PROVIDED INFORMATION

☆ ☆ ☆ ☆

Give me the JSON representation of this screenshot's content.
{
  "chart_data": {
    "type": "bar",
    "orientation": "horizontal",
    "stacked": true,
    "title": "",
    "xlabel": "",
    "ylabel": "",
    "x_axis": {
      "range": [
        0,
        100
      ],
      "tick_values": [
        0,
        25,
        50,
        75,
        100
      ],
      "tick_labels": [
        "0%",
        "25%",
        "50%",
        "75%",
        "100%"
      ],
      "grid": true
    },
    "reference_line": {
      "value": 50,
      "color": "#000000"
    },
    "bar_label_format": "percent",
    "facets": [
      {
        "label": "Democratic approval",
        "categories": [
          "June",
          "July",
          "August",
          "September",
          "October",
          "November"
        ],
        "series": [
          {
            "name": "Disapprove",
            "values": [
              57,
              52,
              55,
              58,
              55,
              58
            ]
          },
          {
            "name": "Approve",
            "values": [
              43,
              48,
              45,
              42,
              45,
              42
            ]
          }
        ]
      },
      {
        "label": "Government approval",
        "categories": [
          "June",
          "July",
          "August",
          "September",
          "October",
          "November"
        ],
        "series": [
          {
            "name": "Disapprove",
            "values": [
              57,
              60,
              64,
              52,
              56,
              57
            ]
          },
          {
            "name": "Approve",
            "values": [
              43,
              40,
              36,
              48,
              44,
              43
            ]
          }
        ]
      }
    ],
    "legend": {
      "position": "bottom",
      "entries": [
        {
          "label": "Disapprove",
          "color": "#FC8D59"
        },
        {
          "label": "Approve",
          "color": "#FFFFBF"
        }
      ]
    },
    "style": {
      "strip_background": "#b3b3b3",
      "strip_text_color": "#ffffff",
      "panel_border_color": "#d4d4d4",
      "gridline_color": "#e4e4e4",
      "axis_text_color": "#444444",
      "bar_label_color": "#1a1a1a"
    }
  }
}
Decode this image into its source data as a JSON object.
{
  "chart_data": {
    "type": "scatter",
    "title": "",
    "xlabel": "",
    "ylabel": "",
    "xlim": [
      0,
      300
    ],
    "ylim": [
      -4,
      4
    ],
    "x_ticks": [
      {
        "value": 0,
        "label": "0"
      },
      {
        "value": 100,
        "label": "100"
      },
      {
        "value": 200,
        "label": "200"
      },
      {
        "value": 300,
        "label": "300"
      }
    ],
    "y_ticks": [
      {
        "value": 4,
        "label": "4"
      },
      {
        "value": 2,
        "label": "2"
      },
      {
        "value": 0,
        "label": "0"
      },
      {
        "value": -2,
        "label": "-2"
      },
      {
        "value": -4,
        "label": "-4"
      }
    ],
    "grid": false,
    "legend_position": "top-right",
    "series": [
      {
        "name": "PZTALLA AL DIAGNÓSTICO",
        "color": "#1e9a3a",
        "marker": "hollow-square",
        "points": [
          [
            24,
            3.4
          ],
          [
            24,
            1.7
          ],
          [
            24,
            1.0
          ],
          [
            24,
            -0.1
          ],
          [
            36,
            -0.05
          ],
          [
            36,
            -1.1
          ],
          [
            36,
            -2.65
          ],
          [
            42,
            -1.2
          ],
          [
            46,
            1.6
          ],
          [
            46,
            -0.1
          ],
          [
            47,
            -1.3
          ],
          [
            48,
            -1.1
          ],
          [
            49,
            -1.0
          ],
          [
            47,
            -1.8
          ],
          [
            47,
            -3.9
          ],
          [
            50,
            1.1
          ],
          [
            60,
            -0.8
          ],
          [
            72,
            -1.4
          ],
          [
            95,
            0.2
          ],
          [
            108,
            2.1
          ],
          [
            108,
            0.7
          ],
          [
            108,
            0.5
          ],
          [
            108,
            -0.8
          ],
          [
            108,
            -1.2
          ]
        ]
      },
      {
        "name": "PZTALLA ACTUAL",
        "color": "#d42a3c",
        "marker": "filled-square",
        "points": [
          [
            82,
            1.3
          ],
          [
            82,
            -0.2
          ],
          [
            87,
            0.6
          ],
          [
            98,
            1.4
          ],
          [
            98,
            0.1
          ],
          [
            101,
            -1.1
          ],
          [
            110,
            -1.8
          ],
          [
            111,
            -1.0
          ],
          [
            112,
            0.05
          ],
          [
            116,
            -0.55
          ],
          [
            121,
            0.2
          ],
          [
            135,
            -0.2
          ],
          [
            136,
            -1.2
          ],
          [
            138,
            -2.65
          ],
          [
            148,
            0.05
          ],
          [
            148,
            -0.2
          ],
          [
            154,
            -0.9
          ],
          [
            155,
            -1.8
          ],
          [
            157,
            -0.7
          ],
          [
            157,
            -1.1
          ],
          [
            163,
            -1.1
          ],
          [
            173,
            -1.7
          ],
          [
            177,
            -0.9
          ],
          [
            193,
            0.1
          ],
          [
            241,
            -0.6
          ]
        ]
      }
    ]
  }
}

☆ ☆ ☆ ☆

Copy out each line that contains the word "approval".

        "label": "Democratic approval",
        "label": "Government approval",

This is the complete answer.